◆ What is required
Gather all lines containing the string "ylabel" and copy them out.

◆ Given data
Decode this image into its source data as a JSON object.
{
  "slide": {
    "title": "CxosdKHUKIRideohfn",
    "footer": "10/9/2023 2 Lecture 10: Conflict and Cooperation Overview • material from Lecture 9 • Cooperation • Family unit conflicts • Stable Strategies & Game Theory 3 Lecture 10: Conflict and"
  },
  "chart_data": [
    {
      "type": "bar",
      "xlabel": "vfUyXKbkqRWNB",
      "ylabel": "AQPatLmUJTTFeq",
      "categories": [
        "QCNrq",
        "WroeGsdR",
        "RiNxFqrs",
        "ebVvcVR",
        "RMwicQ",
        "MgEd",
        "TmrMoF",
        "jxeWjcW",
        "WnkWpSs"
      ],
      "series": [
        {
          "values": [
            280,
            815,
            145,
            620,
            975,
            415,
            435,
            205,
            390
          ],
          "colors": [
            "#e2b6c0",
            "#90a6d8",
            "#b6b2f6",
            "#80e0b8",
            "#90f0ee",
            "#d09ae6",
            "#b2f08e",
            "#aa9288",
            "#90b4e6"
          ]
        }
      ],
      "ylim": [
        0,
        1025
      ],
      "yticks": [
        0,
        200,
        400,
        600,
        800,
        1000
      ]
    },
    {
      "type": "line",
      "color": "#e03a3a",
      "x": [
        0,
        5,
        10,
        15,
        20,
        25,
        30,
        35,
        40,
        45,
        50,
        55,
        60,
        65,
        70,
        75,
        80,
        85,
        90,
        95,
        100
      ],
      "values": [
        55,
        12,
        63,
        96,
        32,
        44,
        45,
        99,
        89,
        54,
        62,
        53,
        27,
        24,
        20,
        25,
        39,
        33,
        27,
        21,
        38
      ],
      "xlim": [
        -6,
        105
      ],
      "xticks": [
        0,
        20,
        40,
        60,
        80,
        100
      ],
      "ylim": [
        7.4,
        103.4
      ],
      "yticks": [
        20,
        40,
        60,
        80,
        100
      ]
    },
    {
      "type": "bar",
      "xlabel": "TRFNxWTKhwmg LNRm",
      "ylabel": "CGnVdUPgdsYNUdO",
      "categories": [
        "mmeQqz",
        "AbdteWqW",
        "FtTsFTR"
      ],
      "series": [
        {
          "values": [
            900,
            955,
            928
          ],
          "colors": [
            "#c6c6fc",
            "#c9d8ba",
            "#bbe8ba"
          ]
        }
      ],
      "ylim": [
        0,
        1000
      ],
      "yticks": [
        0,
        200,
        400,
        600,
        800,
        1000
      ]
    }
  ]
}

◆ Written answer
      "ylabel": "AQPatLmUJTTFeq",
      "ylabel": "CGnVdUPgdsYNUdO",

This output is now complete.